** Start Data for the task **

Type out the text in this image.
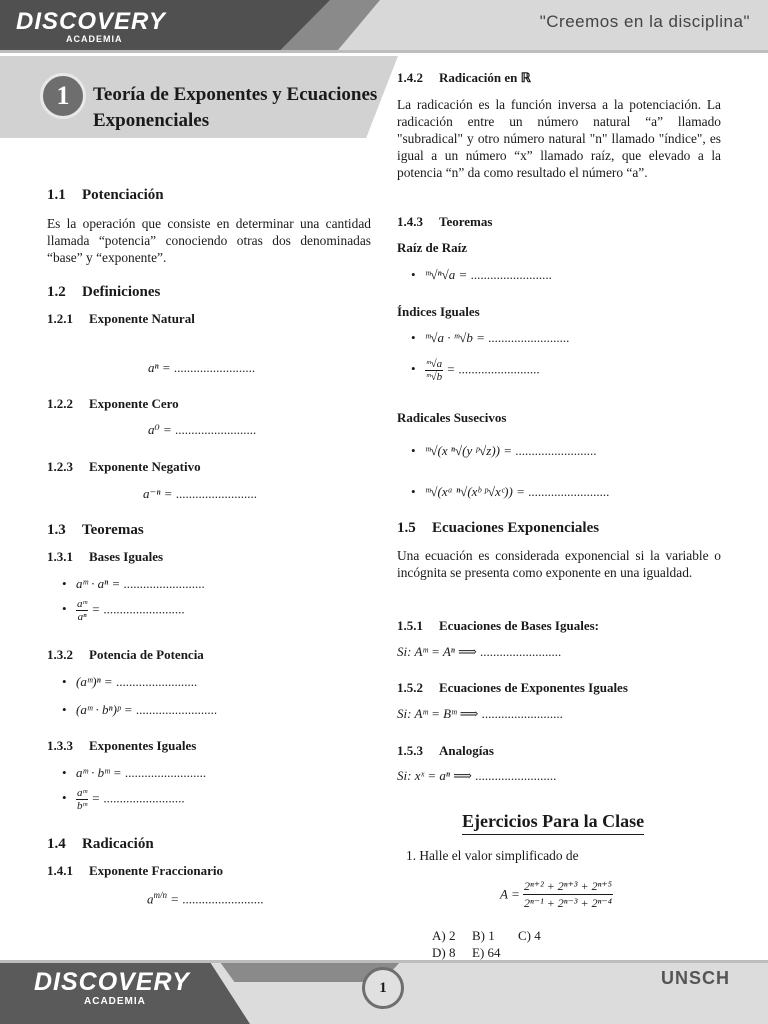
DISCOVERY
ACADEMIA
"Creemos en la disciplina"
1	Teoría de Exponentes y Ecuaciones
Exponenciales
1.1 Potenciación
Es la operación que consiste en determinar una cantidad llamada “potencia” conociendo otras dos denominadas “base” y “exponente”.
1.2 Definiciones
1.2.1 Exponente Natural
aⁿ = .........................
1.2.2 Exponente Cero
a⁰ = .........................
1.2.3 Exponente Negativo
a⁻ⁿ = .........................
1.3 Teoremas
1.3.1 Bases Iguales
• aᵐ · aⁿ = .........................
• $\frac{\text{aᵐ}}{\text{aⁿ}}$ = .........................
1.3.2 Potencia de Potencia
• (aᵐ)ⁿ = .........................
• (aᵐ · bⁿ)ᵖ = .........................
1.3.3 Exponentes Iguales
• aᵐ · bᵐ = .........................
• $\frac{\text{aᵐ}}{\text{bᵐ}}$ = .........................
1.4 Radicación
1.4.1 Exponente Fraccionario
$a^{m/n}$ = .........................
1.4.2 Radicación en ℝ
La radicación es la función inversa a la potenciación. La radicación entre un número natural “a” llamado "subradical" y otro número natural "n" llamado "índice", es igual a un número “x” llamado raíz, que elevado a la potencia “n” da como resultado el número “a”.
1.4.3 Teoremas
Raíz de Raíz
• ᵐ√ⁿ√a = .........................
Índices Iguales
• ᵐ√a · ᵐ√b = .........................
• $\frac{\text{ᵐ√a}}{\text{ᵐ√b}}$ = .........................
Radicales Susecivos
• ᵐ√(x ⁿ√(y ᵖ√z)) = .........................
• ᵐ√(xᵃ ⁿ√(xᵇ ᵖ√xᶜ)) = .........................
1.5 Ecuaciones Exponenciales
Una ecuación es considerada exponencial si la variable o incógnita se presenta como exponente en una igualdad.
1.5.1 Ecuaciones de Bases Iguales:
Si: Aᵐ = Aⁿ ⟹ .........................
1.5.2 Ecuaciones de Exponentes Iguales
Si: Aᵐ = Bᵐ ⟹ .........................
1.5.3 Analogías
Si: xˣ = aⁿ ⟹ .........................
Ejercicios Para la Clase
1. Halle el valor simplificado de
$A = \frac{\text{2ⁿ⁺² + 2ⁿ⁺³ + 2ⁿ⁺⁵}}{\text{2ⁿ⁻¹ + 2ⁿ⁻³ + 2ⁿ⁻⁴}}$
A) 2 B) 1 C) 4
D) 8 E) 64
DISCOVERY
ACADEMIA
1	UNSCH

** End Data for the task **

Show the lines of the records that include the string "text".

▶ Solution for this exercise:
Type out the text in this image.
• $\frac{\text{aᵐ}}{\text{aⁿ}}$ = .........................
• $\frac{\text{aᵐ}}{\text{bᵐ}}$ = .........................
• $\frac{\text{ᵐ√a}}{\text{ᵐ√b}}$ = .........................
$A = \frac{\text{2ⁿ⁺² + 2ⁿ⁺³ + 2ⁿ⁺⁵}}{\text{2ⁿ⁻¹ + 2ⁿ⁻³ + 2ⁿ⁻⁴}}$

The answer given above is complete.